----- Dataset extract
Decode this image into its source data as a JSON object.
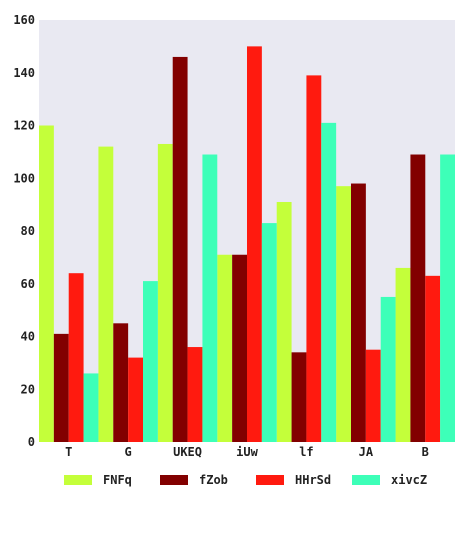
{
  "chart_data": {
    "type": "bar",
    "title": "",
    "xlabel": "",
    "ylabel": "",
    "categories": [
      "T",
      "G",
      "UKEQ",
      "iUw",
      "lf",
      "JA",
      "B"
    ],
    "ylim": [
      0,
      160
    ],
    "yticks": [
      0,
      20,
      40,
      60,
      80,
      100,
      120,
      140,
      160
    ],
    "grid": false,
    "legend_position": "bottom",
    "plot_background": "#e9e9f2",
    "series": [
      {
        "name": "FNFq",
        "color": "#c4ff3a",
        "values": [
          120,
          112,
          113,
          71,
          91,
          97,
          66
        ]
      },
      {
        "name": "fZob",
        "color": "#820000",
        "values": [
          41,
          45,
          146,
          71,
          34,
          98,
          109
        ]
      },
      {
        "name": "HHrSd",
        "color": "#ff1a0f",
        "values": [
          64,
          32,
          36,
          150,
          139,
          35,
          63
        ]
      },
      {
        "name": "xivcZ",
        "color": "#3dffb8",
        "values": [
          26,
          61,
          109,
          83,
          121,
          55,
          109
        ]
      }
    ]
  }
}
----------
Exercise.
Give only the number of lines in the data that hold the string "color".

The answer.
4